------ Material

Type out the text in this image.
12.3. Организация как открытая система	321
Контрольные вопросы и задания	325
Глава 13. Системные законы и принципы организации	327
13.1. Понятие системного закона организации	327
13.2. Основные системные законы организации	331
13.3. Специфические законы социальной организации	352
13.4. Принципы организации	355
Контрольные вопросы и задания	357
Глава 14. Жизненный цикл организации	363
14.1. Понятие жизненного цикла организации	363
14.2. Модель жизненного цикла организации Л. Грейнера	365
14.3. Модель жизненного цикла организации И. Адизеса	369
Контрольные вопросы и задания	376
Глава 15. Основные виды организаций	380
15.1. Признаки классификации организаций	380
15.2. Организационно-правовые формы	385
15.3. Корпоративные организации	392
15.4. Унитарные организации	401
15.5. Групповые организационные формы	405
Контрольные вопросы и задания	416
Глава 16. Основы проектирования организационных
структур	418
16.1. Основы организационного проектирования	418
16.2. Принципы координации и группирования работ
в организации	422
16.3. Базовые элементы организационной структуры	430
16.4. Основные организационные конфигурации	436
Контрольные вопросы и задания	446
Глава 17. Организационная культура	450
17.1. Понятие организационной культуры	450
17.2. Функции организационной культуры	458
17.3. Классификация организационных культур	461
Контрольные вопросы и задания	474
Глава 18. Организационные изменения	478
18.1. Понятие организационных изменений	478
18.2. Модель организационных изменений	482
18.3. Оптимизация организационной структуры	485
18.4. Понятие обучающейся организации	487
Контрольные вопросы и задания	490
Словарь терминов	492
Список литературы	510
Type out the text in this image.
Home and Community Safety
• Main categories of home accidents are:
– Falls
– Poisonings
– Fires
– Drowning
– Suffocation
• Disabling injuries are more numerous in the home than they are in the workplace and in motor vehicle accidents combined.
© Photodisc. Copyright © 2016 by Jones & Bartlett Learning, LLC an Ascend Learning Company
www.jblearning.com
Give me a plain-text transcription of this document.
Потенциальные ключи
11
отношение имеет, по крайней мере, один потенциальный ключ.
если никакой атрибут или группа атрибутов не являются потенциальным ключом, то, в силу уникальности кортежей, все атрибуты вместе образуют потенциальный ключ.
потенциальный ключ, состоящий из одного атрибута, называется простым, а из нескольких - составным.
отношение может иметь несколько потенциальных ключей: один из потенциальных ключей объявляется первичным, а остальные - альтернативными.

------------

- Work instructions: Output all of the data again. Match it exactly.

- Result for this task:
Type out the text in this image.
12.3. Организация как открытая система	321
Контрольные вопросы и задания	325
Глава 13. Системные законы и принципы организации	327
13.1. Понятие системного закона организации	327
13.2. Основные системные законы организации	331
13.3. Специфические законы социальной организации	352
13.4. Принципы организации	355
Контрольные вопросы и задания	357
Глава 14. Жизненный цикл организации	363
14.1. Понятие жизненного цикла организации	363
14.2. Модель жизненного цикла организации Л. Грейнера	365
14.3. Модель жизненного цикла организации И. Адизеса	369
Контрольные вопросы и задания	376
Глава 15. Основные виды организаций	380
15.1. Признаки классификации организаций	380
15.2. Организационно-правовые формы	385
15.3. Корпоративные организации	392
15.4. Унитарные организации	401
15.5. Групповые организационные формы	405
Контрольные вопросы и задания	416
Глава 16. Основы проектирования организационных
структур	418
16.1. Основы организационного проектирования	418
16.2. Принципы координации и группирования работ
в организации	422
16.3. Базовые элементы организационной структуры	430
16.4. Основные организационные конфигурации	436
Контрольные вопросы и задания	446
Глава 17. Организационная культура	450
17.1. Понятие организационной культуры	450
17.2. Функции организационной культуры	458
17.3. Классификация организационных культур	461
Контрольные вопросы и задания	474
Глава 18. Организационные изменения	478
18.1. Понятие организационных изменений	478
18.2. Модель организационных изменений	482
18.3. Оптимизация организационной структуры	485
18.4. Понятие обучающейся организации	487
Контрольные вопросы и задания	490
Словарь терминов	492
Список литературы	510
Type out the text in this image.
Home and Community Safety
• Main categories of home accidents are:
– Falls
– Poisonings
– Fires
– Drowning
– Suffocation
• Disabling injuries are more numerous in the home than they are in the workplace and in motor vehicle accidents combined.
© Photodisc. Copyright © 2016 by Jones & Bartlett Learning, LLC an Ascend Learning Company
www.jblearning.com
Give me a plain-text transcription of this document.
Потенциальные ключи
11
отношение имеет, по крайней мере, один потенциальный ключ.
если никакой атрибут или группа атрибутов не являются потенциальным ключом, то, в силу уникальности кортежей, все атрибуты вместе образуют потенциальный ключ.
потенциальный ключ, состоящий из одного атрибута, называется простым, а из нескольких - составным.
отношение может иметь несколько потенциальных ключей: один из потенциальных ключей объявляется первичным, а остальные - альтернативными.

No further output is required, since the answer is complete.